Aim: Every line of the material below must be repeated exactly.

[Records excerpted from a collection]
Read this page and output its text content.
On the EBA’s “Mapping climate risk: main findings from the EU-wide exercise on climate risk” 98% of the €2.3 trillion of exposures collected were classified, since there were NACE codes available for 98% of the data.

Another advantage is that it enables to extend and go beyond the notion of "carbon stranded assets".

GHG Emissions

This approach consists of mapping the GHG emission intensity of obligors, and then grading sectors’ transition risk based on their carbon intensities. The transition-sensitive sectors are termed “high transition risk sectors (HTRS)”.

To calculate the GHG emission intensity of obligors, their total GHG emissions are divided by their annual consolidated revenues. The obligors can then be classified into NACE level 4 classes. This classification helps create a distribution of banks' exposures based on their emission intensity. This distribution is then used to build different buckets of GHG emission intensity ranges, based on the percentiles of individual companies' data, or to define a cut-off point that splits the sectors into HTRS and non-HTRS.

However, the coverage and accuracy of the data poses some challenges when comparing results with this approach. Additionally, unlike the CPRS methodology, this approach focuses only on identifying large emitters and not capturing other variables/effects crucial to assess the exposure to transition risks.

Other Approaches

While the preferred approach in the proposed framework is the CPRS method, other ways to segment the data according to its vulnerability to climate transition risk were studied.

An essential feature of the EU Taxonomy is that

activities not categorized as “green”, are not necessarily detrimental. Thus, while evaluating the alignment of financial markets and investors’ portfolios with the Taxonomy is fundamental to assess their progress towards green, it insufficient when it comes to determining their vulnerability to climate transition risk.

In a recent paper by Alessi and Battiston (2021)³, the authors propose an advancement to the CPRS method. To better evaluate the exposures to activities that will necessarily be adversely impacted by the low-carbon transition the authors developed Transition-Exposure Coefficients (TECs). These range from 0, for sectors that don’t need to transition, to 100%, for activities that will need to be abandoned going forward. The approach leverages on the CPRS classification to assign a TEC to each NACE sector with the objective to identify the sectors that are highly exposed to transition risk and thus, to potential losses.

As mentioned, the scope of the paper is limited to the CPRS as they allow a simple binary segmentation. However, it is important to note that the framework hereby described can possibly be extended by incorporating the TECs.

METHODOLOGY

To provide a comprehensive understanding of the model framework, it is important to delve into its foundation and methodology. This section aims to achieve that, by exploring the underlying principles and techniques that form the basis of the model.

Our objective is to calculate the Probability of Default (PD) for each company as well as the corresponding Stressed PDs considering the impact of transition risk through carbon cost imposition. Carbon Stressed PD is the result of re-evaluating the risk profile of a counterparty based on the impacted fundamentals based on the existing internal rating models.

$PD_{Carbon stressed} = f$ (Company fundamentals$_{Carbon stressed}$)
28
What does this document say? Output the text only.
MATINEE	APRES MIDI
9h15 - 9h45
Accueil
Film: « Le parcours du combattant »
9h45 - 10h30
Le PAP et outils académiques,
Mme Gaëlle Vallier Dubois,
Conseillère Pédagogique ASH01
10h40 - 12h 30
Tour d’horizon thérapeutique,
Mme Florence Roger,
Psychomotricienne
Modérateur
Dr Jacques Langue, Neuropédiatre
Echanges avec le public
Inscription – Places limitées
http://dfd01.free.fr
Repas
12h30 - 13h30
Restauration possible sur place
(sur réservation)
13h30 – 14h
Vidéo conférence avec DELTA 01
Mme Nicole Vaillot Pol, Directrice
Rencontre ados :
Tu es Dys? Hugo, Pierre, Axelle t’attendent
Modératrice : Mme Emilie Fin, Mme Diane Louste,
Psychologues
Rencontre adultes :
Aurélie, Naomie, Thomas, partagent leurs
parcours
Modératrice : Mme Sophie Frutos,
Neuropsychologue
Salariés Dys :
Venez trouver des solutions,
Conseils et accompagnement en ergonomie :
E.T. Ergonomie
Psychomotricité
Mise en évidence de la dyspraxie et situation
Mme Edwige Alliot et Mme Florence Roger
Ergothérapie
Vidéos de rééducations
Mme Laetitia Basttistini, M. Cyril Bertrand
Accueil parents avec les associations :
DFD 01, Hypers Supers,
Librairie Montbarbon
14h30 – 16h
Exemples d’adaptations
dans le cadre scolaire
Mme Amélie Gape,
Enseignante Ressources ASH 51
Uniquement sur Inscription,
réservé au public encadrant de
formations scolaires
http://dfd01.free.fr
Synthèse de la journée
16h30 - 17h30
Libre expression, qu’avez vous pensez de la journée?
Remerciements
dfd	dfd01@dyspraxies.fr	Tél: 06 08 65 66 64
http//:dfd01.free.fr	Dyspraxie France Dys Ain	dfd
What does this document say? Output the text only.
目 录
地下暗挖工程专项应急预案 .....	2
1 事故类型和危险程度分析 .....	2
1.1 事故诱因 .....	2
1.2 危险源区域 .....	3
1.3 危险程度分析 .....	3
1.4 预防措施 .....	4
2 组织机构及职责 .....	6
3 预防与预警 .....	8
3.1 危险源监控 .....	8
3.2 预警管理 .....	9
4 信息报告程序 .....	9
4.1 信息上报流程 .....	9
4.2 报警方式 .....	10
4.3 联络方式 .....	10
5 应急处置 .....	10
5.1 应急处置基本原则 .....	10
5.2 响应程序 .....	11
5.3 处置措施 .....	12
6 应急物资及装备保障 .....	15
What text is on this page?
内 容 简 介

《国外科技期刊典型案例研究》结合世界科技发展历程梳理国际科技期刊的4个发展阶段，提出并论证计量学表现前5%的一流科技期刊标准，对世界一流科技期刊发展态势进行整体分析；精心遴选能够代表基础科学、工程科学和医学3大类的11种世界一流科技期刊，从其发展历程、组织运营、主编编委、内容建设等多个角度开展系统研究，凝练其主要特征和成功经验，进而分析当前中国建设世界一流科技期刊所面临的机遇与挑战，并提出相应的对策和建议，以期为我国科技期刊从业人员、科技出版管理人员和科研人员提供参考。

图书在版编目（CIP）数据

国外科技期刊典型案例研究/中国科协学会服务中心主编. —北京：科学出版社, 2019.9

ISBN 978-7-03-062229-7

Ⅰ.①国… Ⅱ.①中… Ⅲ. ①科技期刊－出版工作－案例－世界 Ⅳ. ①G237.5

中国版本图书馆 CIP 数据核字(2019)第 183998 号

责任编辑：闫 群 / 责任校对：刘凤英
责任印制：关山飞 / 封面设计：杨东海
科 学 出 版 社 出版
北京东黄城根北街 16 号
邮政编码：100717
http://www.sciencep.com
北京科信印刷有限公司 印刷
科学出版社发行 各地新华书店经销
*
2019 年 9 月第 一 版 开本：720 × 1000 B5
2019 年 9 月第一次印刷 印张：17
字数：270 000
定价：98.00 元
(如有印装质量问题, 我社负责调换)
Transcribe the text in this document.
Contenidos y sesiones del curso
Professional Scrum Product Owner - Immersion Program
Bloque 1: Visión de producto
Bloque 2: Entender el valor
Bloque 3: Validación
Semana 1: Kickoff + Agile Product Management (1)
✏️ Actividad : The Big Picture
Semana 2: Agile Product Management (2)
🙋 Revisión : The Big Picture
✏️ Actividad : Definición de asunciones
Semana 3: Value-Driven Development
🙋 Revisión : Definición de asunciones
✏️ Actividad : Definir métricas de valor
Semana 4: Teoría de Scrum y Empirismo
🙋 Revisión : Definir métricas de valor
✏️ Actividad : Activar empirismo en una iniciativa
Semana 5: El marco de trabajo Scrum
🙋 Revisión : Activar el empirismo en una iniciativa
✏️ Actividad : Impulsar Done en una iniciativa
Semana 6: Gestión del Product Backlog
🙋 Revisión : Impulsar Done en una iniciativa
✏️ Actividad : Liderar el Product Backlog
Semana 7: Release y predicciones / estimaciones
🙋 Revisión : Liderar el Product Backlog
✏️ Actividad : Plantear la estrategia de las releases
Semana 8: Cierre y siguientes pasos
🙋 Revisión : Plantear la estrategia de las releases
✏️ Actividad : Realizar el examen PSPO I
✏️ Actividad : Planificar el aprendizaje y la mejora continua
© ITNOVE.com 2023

Correct output:
Read this page and output its text content.
On the EBA’s “Mapping climate risk: main findings from the EU-wide exercise on climate risk” 98% of the €2.3 trillion of exposures collected were classified, since there were NACE codes available for 98% of the data.

Another advantage is that it enables to extend and go beyond the notion of "carbon stranded assets".

GHG Emissions

This approach consists of mapping the GHG emission intensity of obligors, and then grading sectors’ transition risk based on their carbon intensities. The transition-sensitive sectors are termed “high transition risk sectors (HTRS)”.

To calculate the GHG emission intensity of obligors, their total GHG emissions are divided by their annual consolidated revenues. The obligors can then be classified into NACE level 4 classes. This classification helps create a distribution of banks' exposures based on their emission intensity. This distribution is then used to build different buckets of GHG emission intensity ranges, based on the percentiles of individual companies' data, or to define a cut-off point that splits the sectors into HTRS and non-HTRS.

However, the coverage and accuracy of the data poses some challenges when comparing results with this approach. Additionally, unlike the CPRS methodology, this approach focuses only on identifying large emitters and not capturing other variables/effects crucial to assess the exposure to transition risks.

Other Approaches

While the preferred approach in the proposed framework is the CPRS method, other ways to segment the data according to its vulnerability to climate transition risk were studied.

An essential feature of the EU Taxonomy is that

activities not categorized as “green”, are not necessarily detrimental. Thus, while evaluating the alignment of financial markets and investors’ portfolios with the Taxonomy is fundamental to assess their progress towards green, it insufficient when it comes to determining their vulnerability to climate transition risk.

In a recent paper by Alessi and Battiston (2021)³, the authors propose an advancement to the CPRS method. To better evaluate the exposures to activities that will necessarily be adversely impacted by the low-carbon transition the authors developed Transition-Exposure Coefficients (TECs). These range from 0, for sectors that don’t need to transition, to 100%, for activities that will need to be abandoned going forward. The approach leverages on the CPRS classification to assign a TEC to each NACE sector with the objective to identify the sectors that are highly exposed to transition risk and thus, to potential losses.

As mentioned, the scope of the paper is limited to the CPRS as they allow a simple binary segmentation. However, it is important to note that the framework hereby described can possibly be extended by incorporating the TECs.

METHODOLOGY

To provide a comprehensive understanding of the model framework, it is important to delve into its foundation and methodology. This section aims to achieve that, by exploring the underlying principles and techniques that form the basis of the model.

Our objective is to calculate the Probability of Default (PD) for each company as well as the corresponding Stressed PDs considering the impact of transition risk through carbon cost imposition. Carbon Stressed PD is the result of re-evaluating the risk profile of a counterparty based on the impacted fundamentals based on the existing internal rating models.

$PD_{Carbon stressed} = f$ (Company fundamentals$_{Carbon stressed}$)
28
What does this document say? Output the text only.
MATINEE	APRES MIDI
9h15 - 9h45
Accueil
Film: « Le parcours du combattant »
9h45 - 10h30
Le PAP et outils académiques,
Mme Gaëlle Vallier Dubois,
Conseillère Pédagogique ASH01
10h40 - 12h 30
Tour d’horizon thérapeutique,
Mme Florence Roger,
Psychomotricienne
Modérateur
Dr Jacques Langue, Neuropédiatre
Echanges avec le public
Inscription – Places limitées
http://dfd01.free.fr
Repas
12h30 - 13h30
Restauration possible sur place
(sur réservation)
13h30 – 14h
Vidéo conférence avec DELTA 01
Mme Nicole Vaillot Pol, Directrice
Rencontre ados :
Tu es Dys? Hugo, Pierre, Axelle t’attendent
Modératrice : Mme Emilie Fin, Mme Diane Louste,
Psychologues
Rencontre adultes :
Aurélie, Naomie, Thomas, partagent leurs
parcours
Modératrice : Mme Sophie Frutos,
Neuropsychologue
Salariés Dys :
Venez trouver des solutions,
Conseils et accompagnement en ergonomie :
E.T. Ergonomie
Psychomotricité
Mise en évidence de la dyspraxie et situation
Mme Edwige Alliot et Mme Florence Roger
Ergothérapie
Vidéos de rééducations
Mme Laetitia Basttistini, M. Cyril Bertrand
Accueil parents avec les associations :
DFD 01, Hypers Supers,
Librairie Montbarbon
14h30 – 16h
Exemples d’adaptations
dans le cadre scolaire
Mme Amélie Gape,
Enseignante Ressources ASH 51
Uniquement sur Inscription,
réservé au public encadrant de
formations scolaires
http://dfd01.free.fr
Synthèse de la journée
16h30 - 17h30
Libre expression, qu’avez vous pensez de la journée?
Remerciements
dfd	dfd01@dyspraxies.fr	Tél: 06 08 65 66 64
http//:dfd01.free.fr	Dyspraxie France Dys Ain	dfd
What does this document say? Output the text only.
目 录
地下暗挖工程专项应急预案 .....	2
1 事故类型和危险程度分析 .....	2
1.1 事故诱因 .....	2
1.2 危险源区域 .....	3
1.3 危险程度分析 .....	3
1.4 预防措施 .....	4
2 组织机构及职责 .....	6
3 预防与预警 .....	8
3.1 危险源监控 .....	8
3.2 预警管理 .....	9
4 信息报告程序 .....	9
4.1 信息上报流程 .....	9
4.2 报警方式 .....	10
4.3 联络方式 .....	10
5 应急处置 .....	10
5.1 应急处置基本原则 .....	10
5.2 响应程序 .....	11
5.3 处置措施 .....	12
6 应急物资及装备保障 .....	15
What text is on this page?
内 容 简 介

《国外科技期刊典型案例研究》结合世界科技发展历程梳理国际科技期刊的4个发展阶段，提出并论证计量学表现前5%的一流科技期刊标准，对世界一流科技期刊发展态势进行整体分析；精心遴选能够代表基础科学、工程科学和医学3大类的11种世界一流科技期刊，从其发展历程、组织运营、主编编委、内容建设等多个角度开展系统研究，凝练其主要特征和成功经验，进而分析当前中国建设世界一流科技期刊所面临的机遇与挑战，并提出相应的对策和建议，以期为我国科技期刊从业人员、科技出版管理人员和科研人员提供参考。

图书在版编目（CIP）数据

国外科技期刊典型案例研究/中国科协学会服务中心主编. —北京：科学出版社, 2019.9

ISBN 978-7-03-062229-7

Ⅰ.①国… Ⅱ.①中… Ⅲ. ①科技期刊－出版工作－案例－世界 Ⅳ. ①G237.5

中国版本图书馆 CIP 数据核字(2019)第 183998 号

责任编辑：闫 群 / 责任校对：刘凤英
责任印制：关山飞 / 封面设计：杨东海
科 学 出 版 社 出版
北京东黄城根北街 16 号
邮政编码：100717
http://www.sciencep.com
北京科信印刷有限公司 印刷
科学出版社发行 各地新华书店经销
*
2019 年 9 月第 一 版 开本：720 × 1000 B5
2019 年 9 月第一次印刷 印张：17
字数：270 000
定价：98.00 元
(如有印装质量问题, 我社负责调换)
Transcribe the text in this document.
Contenidos y sesiones del curso
Professional Scrum Product Owner - Immersion Program
Bloque 1: Visión de producto
Bloque 2: Entender el valor
Bloque 3: Validación
Semana 1: Kickoff + Agile Product Management (1)
✏️ Actividad : The Big Picture
Semana 2: Agile Product Management (2)
🙋 Revisión : The Big Picture
✏️ Actividad : Definición de asunciones
Semana 3: Value-Driven Development
🙋 Revisión : Definición de asunciones
✏️ Actividad : Definir métricas de valor
Semana 4: Teoría de Scrum y Empirismo
🙋 Revisión : Definir métricas de valor
✏️ Actividad : Activar empirismo en una iniciativa
Semana 5: El marco de trabajo Scrum
🙋 Revisión : Activar el empirismo en una iniciativa
✏️ Actividad : Impulsar Done en una iniciativa
Semana 6: Gestión del Product Backlog
🙋 Revisión : Impulsar Done en una iniciativa
✏️ Actividad : Liderar el Product Backlog
Semana 7: Release y predicciones / estimaciones
🙋 Revisión : Liderar el Product Backlog
✏️ Actividad : Plantear la estrategia de las releases
Semana 8: Cierre y siguientes pasos
🙋 Revisión : Plantear la estrategia de las releases
✏️ Actividad : Realizar el examen PSPO I
✏️ Actividad : Planificar el aprendizaje y la mejora continua
© ITNOVE.com 2023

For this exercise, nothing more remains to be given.